____ SOURCE DOCUMENT

NCT-504, a selective allosteric inhibitor of PIP4Kγ, exhibits an IC50 value of 15.8 μM. It holds promise for the investigation of Huntington's disease.

PIP4Kγ:15.8 μM (IC50)

NCT-504 does not affect the intrinsic ATP-hydrolytic activity of PIP4Kγ in the absence of the PI5P substrate and does not inhibit PIP4Kbeta, while only weakly inhibiting PIP4Kalpha's phosphorylation of PI5P, all confirmed at a concentration of 50 μM. Despite this specificity, NCT-504 notably increases levels of PI(3,5)P2, PI3P, and PI5P in mouse embryonic fibroblasts (MEFs) and enhances autophagy by inducing both autophagy initiation and the turnover rate of autophagic cargo without impairing MEF cell viability, even at concentrations of up to 10 μM over 12 hours. Furthermore, NCT-504 leads to a significant increase in autolysosome formation with a slight increase in autophagosomes, boosts autophagy flux, and decreases huntingtin protein levels in 293A cells. Additionally, it lowers mutant huntingtin (mHtt) protein levels in immortalized striatal cells from knock-in Huntington's disease (HD) mice. Western blot analysis on HEK293T cells treated with 5 and 10 μM of NCT-504 for 2 and 6 hours corroborated these findings, revealing induced autophagosome formation.

________
____ PROVIDED INFORMATION

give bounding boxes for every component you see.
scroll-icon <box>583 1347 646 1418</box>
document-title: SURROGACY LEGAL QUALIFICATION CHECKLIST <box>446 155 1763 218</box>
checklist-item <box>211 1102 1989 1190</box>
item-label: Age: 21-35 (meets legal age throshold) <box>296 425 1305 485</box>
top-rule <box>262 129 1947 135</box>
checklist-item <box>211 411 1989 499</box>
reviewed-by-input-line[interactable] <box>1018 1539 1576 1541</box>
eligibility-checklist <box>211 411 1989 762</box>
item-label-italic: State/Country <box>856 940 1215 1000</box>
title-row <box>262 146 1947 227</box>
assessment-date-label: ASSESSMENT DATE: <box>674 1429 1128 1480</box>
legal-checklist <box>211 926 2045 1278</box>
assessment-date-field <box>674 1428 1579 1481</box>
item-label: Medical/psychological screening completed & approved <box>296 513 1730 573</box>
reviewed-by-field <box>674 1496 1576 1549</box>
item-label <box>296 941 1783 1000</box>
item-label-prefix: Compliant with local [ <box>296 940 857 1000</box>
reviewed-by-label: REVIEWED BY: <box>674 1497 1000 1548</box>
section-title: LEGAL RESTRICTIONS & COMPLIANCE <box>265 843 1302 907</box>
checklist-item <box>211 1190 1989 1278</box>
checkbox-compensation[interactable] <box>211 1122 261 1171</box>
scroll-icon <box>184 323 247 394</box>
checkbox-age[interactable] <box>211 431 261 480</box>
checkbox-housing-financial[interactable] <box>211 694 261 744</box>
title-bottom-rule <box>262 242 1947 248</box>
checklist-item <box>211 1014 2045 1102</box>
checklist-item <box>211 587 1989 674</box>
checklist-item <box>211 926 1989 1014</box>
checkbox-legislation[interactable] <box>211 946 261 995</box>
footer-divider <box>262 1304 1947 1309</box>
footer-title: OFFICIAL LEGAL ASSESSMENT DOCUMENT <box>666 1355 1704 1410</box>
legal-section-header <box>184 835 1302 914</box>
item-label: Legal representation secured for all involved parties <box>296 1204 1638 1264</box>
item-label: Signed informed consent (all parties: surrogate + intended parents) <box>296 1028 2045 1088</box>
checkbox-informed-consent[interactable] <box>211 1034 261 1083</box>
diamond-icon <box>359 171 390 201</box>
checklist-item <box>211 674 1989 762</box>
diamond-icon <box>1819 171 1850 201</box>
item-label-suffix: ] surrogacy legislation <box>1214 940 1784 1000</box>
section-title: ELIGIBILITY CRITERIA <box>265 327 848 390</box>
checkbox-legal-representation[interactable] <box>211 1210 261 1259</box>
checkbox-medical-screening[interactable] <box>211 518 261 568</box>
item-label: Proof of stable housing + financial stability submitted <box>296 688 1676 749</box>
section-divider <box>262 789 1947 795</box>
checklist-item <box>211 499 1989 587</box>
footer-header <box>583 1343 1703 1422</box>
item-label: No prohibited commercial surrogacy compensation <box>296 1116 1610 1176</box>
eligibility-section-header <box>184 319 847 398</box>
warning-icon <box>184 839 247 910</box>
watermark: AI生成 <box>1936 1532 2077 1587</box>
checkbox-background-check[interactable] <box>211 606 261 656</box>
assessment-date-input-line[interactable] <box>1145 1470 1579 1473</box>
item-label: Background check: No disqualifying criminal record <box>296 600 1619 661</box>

________

◆ TASK STATEMENT ◆
From the NCT-504 text, extract the passage that starts with the words containing "NCT-504, a selective" and ends with "PIP4Kγ:15.8 μM (IC50)". These recorded lines are separate material and have no connection to the NCT-504 text.

◆ RESPONSE BELOW ◆
NCT-504, a selective allosteric inhibitor of PIP4Kγ, exhibits an IC50 value of 15.8 μM. It holds promise for the investigation of Huntington's disease.

PIP4Kγ:15.8 μM (IC50)